:: Instruction ::
Pull every line containing the word "소재입니다" from the records.

:: Material for this task ::
--- --- ---

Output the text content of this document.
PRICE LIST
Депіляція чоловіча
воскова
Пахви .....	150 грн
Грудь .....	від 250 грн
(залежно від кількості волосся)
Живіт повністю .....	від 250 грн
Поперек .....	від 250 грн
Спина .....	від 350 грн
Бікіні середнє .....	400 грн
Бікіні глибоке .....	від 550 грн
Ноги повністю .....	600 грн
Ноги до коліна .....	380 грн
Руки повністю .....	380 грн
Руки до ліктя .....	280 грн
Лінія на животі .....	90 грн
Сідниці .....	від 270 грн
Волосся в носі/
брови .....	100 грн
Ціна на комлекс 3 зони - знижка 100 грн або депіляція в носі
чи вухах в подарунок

--- --- ---

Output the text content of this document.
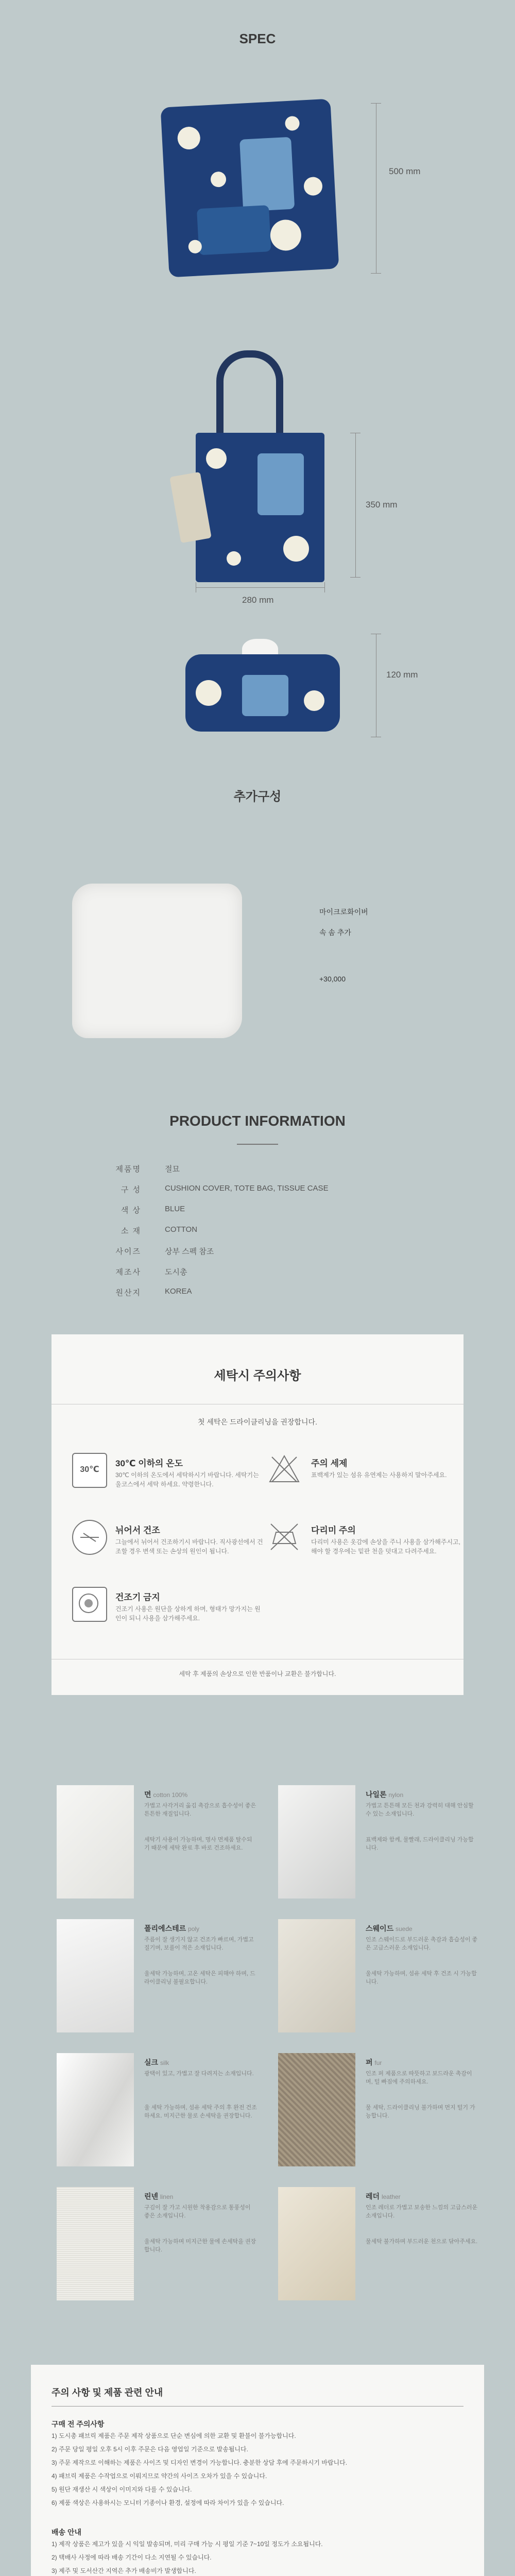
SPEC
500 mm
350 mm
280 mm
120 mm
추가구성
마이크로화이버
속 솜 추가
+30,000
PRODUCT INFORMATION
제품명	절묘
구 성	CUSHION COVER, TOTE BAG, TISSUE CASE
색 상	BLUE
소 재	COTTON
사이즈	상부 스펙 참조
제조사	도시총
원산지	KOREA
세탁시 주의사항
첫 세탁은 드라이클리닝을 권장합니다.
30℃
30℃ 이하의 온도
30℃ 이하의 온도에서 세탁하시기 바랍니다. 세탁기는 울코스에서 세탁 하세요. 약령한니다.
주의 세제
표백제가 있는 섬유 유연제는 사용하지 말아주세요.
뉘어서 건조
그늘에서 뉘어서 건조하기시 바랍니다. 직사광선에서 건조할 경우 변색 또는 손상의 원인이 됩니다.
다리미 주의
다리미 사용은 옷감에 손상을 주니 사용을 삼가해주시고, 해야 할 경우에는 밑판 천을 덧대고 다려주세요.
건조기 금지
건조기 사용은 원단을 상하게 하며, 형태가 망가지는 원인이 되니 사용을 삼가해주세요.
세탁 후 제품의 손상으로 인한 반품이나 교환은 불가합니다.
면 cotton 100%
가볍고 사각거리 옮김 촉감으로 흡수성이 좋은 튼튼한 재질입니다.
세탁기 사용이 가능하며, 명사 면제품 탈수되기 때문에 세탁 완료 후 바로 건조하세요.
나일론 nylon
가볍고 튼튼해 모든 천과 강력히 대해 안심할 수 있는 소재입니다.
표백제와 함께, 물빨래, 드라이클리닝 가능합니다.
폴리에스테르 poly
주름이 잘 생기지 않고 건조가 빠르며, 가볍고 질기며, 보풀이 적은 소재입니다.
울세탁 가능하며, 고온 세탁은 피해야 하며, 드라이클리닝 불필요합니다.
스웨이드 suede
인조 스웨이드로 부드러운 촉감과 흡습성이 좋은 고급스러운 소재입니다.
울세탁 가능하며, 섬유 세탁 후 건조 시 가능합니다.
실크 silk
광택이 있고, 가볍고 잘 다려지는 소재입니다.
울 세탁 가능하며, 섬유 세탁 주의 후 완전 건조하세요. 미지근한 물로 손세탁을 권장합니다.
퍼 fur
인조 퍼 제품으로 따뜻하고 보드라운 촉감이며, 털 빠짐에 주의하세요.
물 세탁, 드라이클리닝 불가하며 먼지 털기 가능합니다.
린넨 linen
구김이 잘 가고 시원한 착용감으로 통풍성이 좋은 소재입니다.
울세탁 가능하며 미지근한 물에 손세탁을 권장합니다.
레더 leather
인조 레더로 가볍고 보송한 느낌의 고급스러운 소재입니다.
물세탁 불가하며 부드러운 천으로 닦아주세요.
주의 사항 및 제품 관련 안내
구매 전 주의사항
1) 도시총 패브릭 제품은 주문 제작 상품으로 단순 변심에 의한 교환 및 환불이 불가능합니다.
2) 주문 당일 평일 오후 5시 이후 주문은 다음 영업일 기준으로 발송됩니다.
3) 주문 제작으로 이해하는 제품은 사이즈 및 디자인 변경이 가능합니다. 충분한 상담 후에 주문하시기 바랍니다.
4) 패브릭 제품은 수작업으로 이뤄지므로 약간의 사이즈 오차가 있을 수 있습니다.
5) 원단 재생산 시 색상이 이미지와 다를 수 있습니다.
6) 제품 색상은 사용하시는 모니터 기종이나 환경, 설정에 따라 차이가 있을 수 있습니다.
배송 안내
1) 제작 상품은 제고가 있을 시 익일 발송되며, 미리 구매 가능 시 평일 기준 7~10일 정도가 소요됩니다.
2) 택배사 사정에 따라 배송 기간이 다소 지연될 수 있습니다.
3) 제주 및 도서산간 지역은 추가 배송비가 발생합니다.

--- --- ---

:: Response ::
가볍고 튼튼해 모든 천과 강력히 대해 안심할 수 있는 소재입니다.
주름이 잘 생기지 않고 건조가 빠르며, 가볍고 질기며, 보풀이 적은 소재입니다.
인조 스웨이드로 부드러운 촉감과 흡습성이 좋은 고급스러운 소재입니다.
광택이 있고, 가볍고 잘 다려지는 소재입니다.
구김이 잘 가고 시원한 착용감으로 통풍성이 좋은 소재입니다.
인조 레더로 가볍고 보송한 느낌의 고급스러운 소재입니다.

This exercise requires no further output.